##### MATERIAL PROVIDED #####

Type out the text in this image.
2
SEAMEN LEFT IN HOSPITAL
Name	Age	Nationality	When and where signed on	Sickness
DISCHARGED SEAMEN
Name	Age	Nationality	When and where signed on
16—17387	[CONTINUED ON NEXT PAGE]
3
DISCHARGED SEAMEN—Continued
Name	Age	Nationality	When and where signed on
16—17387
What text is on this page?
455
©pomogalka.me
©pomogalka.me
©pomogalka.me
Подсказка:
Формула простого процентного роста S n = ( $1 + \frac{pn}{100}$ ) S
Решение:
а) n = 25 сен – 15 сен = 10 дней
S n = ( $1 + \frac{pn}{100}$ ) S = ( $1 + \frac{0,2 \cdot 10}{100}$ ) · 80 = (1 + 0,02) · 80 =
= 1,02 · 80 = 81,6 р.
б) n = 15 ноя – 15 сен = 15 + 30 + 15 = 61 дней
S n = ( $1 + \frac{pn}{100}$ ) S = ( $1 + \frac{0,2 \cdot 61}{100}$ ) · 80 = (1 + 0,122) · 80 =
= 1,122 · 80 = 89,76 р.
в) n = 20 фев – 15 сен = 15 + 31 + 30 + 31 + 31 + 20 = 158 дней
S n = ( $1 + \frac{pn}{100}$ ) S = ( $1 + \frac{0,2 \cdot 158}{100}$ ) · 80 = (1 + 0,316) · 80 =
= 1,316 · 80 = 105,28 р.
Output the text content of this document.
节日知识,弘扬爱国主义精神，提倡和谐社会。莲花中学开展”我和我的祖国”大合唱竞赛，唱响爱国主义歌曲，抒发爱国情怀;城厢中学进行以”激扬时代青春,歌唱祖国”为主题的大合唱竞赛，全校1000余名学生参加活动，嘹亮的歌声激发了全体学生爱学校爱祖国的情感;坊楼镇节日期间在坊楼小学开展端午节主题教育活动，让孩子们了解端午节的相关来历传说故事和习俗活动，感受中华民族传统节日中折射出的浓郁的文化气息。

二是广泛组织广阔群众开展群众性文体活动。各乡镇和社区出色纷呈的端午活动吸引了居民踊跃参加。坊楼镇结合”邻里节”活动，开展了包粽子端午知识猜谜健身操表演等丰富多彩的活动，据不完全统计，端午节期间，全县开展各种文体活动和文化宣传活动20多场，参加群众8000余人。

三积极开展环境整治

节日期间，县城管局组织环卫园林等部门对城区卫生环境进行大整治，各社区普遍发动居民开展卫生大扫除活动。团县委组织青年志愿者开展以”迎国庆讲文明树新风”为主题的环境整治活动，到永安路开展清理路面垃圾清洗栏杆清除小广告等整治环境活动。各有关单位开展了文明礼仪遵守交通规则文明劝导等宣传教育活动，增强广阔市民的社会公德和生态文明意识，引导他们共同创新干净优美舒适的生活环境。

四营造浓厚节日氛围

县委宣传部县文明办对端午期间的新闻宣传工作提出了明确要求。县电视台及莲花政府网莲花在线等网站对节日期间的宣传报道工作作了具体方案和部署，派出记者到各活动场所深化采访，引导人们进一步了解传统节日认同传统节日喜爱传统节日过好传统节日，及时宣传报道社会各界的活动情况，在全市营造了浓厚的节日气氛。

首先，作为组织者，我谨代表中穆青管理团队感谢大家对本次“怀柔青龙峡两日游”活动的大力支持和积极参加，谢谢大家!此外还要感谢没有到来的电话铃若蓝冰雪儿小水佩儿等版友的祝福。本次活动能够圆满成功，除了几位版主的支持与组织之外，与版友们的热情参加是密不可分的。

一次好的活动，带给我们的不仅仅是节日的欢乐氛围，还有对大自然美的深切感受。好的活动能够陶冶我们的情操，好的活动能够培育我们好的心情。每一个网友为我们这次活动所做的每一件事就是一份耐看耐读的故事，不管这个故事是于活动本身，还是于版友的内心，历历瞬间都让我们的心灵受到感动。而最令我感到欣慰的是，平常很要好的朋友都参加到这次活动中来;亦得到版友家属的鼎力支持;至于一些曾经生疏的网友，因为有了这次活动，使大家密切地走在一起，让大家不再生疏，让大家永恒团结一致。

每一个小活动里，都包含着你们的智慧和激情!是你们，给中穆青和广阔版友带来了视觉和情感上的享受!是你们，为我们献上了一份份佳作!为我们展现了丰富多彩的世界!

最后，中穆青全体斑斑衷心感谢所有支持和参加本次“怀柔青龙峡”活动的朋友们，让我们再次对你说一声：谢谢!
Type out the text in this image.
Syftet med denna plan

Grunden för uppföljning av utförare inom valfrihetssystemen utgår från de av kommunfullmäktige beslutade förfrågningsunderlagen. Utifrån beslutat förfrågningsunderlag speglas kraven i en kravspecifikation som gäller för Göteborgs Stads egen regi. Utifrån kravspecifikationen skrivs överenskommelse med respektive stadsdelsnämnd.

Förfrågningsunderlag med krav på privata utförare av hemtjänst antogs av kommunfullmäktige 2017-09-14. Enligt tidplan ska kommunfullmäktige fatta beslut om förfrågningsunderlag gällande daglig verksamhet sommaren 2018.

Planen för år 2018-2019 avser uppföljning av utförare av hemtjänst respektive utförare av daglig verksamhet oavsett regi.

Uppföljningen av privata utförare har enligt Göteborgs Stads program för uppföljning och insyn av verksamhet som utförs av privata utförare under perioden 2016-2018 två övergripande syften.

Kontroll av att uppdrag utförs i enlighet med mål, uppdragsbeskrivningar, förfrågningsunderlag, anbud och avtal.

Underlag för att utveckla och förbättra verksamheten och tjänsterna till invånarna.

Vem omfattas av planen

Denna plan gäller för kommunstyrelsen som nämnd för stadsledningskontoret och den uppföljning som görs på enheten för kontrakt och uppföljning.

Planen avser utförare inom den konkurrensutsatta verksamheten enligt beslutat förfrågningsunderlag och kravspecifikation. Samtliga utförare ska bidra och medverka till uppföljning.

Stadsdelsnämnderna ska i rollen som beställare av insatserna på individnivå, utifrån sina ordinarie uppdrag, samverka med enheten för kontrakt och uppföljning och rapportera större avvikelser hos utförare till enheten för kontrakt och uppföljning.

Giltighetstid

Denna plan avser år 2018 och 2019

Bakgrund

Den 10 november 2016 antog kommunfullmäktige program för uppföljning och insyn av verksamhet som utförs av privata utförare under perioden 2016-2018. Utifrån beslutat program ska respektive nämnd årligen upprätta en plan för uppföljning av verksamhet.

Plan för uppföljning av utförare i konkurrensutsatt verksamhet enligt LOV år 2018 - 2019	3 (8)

#####

GIVEN PROBLEM –
All of the lines above need to be given again exactly.

OUTPUT FOR THIS TASK –
Type out the text in this image.
2
SEAMEN LEFT IN HOSPITAL
Name	Age	Nationality	When and where signed on	Sickness
DISCHARGED SEAMEN
Name	Age	Nationality	When and where signed on
16—17387	[CONTINUED ON NEXT PAGE]
3
DISCHARGED SEAMEN—Continued
Name	Age	Nationality	When and where signed on
16—17387
What text is on this page?
455
©pomogalka.me
©pomogalka.me
©pomogalka.me
Подсказка:
Формула простого процентного роста S n = ( $1 + \frac{pn}{100}$ ) S
Решение:
а) n = 25 сен – 15 сен = 10 дней
S n = ( $1 + \frac{pn}{100}$ ) S = ( $1 + \frac{0,2 \cdot 10}{100}$ ) · 80 = (1 + 0,02) · 80 =
= 1,02 · 80 = 81,6 р.
б) n = 15 ноя – 15 сен = 15 + 30 + 15 = 61 дней
S n = ( $1 + \frac{pn}{100}$ ) S = ( $1 + \frac{0,2 \cdot 61}{100}$ ) · 80 = (1 + 0,122) · 80 =
= 1,122 · 80 = 89,76 р.
в) n = 20 фев – 15 сен = 15 + 31 + 30 + 31 + 31 + 20 = 158 дней
S n = ( $1 + \frac{pn}{100}$ ) S = ( $1 + \frac{0,2 \cdot 158}{100}$ ) · 80 = (1 + 0,316) · 80 =
= 1,316 · 80 = 105,28 р.
Output the text content of this document.
节日知识,弘扬爱国主义精神，提倡和谐社会。莲花中学开展”我和我的祖国”大合唱竞赛，唱响爱国主义歌曲，抒发爱国情怀;城厢中学进行以”激扬时代青春,歌唱祖国”为主题的大合唱竞赛，全校1000余名学生参加活动，嘹亮的歌声激发了全体学生爱学校爱祖国的情感;坊楼镇节日期间在坊楼小学开展端午节主题教育活动，让孩子们了解端午节的相关来历传说故事和习俗活动，感受中华民族传统节日中折射出的浓郁的文化气息。

二是广泛组织广阔群众开展群众性文体活动。各乡镇和社区出色纷呈的端午活动吸引了居民踊跃参加。坊楼镇结合”邻里节”活动，开展了包粽子端午知识猜谜健身操表演等丰富多彩的活动，据不完全统计，端午节期间，全县开展各种文体活动和文化宣传活动20多场，参加群众8000余人。

三积极开展环境整治

节日期间，县城管局组织环卫园林等部门对城区卫生环境进行大整治，各社区普遍发动居民开展卫生大扫除活动。团县委组织青年志愿者开展以”迎国庆讲文明树新风”为主题的环境整治活动，到永安路开展清理路面垃圾清洗栏杆清除小广告等整治环境活动。各有关单位开展了文明礼仪遵守交通规则文明劝导等宣传教育活动，增强广阔市民的社会公德和生态文明意识，引导他们共同创新干净优美舒适的生活环境。

四营造浓厚节日氛围

县委宣传部县文明办对端午期间的新闻宣传工作提出了明确要求。县电视台及莲花政府网莲花在线等网站对节日期间的宣传报道工作作了具体方案和部署，派出记者到各活动场所深化采访，引导人们进一步了解传统节日认同传统节日喜爱传统节日过好传统节日，及时宣传报道社会各界的活动情况，在全市营造了浓厚的节日气氛。

首先，作为组织者，我谨代表中穆青管理团队感谢大家对本次“怀柔青龙峡两日游”活动的大力支持和积极参加，谢谢大家!此外还要感谢没有到来的电话铃若蓝冰雪儿小水佩儿等版友的祝福。本次活动能够圆满成功，除了几位版主的支持与组织之外，与版友们的热情参加是密不可分的。

一次好的活动，带给我们的不仅仅是节日的欢乐氛围，还有对大自然美的深切感受。好的活动能够陶冶我们的情操，好的活动能够培育我们好的心情。每一个网友为我们这次活动所做的每一件事就是一份耐看耐读的故事，不管这个故事是于活动本身，还是于版友的内心，历历瞬间都让我们的心灵受到感动。而最令我感到欣慰的是，平常很要好的朋友都参加到这次活动中来;亦得到版友家属的鼎力支持;至于一些曾经生疏的网友，因为有了这次活动，使大家密切地走在一起，让大家不再生疏，让大家永恒团结一致。

每一个小活动里，都包含着你们的智慧和激情!是你们，给中穆青和广阔版友带来了视觉和情感上的享受!是你们，为我们献上了一份份佳作!为我们展现了丰富多彩的世界!

最后，中穆青全体斑斑衷心感谢所有支持和参加本次“怀柔青龙峡”活动的朋友们，让我们再次对你说一声：谢谢!
Type out the text in this image.
Syftet med denna plan

Grunden för uppföljning av utförare inom valfrihetssystemen utgår från de av kommunfullmäktige beslutade förfrågningsunderlagen. Utifrån beslutat förfrågningsunderlag speglas kraven i en kravspecifikation som gäller för Göteborgs Stads egen regi. Utifrån kravspecifikationen skrivs överenskommelse med respektive stadsdelsnämnd.

Förfrågningsunderlag med krav på privata utförare av hemtjänst antogs av kommunfullmäktige 2017-09-14. Enligt tidplan ska kommunfullmäktige fatta beslut om förfrågningsunderlag gällande daglig verksamhet sommaren 2018.

Planen för år 2018-2019 avser uppföljning av utförare av hemtjänst respektive utförare av daglig verksamhet oavsett regi.

Uppföljningen av privata utförare har enligt Göteborgs Stads program för uppföljning och insyn av verksamhet som utförs av privata utförare under perioden 2016-2018 två övergripande syften.

Kontroll av att uppdrag utförs i enlighet med mål, uppdragsbeskrivningar, förfrågningsunderlag, anbud och avtal.

Underlag för att utveckla och förbättra verksamheten och tjänsterna till invånarna.

Vem omfattas av planen

Denna plan gäller för kommunstyrelsen som nämnd för stadsledningskontoret och den uppföljning som görs på enheten för kontrakt och uppföljning.

Planen avser utförare inom den konkurrensutsatta verksamheten enligt beslutat förfrågningsunderlag och kravspecifikation. Samtliga utförare ska bidra och medverka till uppföljning.

Stadsdelsnämnderna ska i rollen som beställare av insatserna på individnivå, utifrån sina ordinarie uppdrag, samverka med enheten för kontrakt och uppföljning och rapportera större avvikelser hos utförare till enheten för kontrakt och uppföljning.

Giltighetstid

Denna plan avser år 2018 och 2019

Bakgrund

Den 10 november 2016 antog kommunfullmäktige program för uppföljning och insyn av verksamhet som utförs av privata utförare under perioden 2016-2018. Utifrån beslutat program ska respektive nämnd årligen upprätta en plan för uppföljning av verksamhet.

Plan för uppföljning av utförare i konkurrensutsatt verksamhet enligt LOV år 2018 - 2019	3 (8)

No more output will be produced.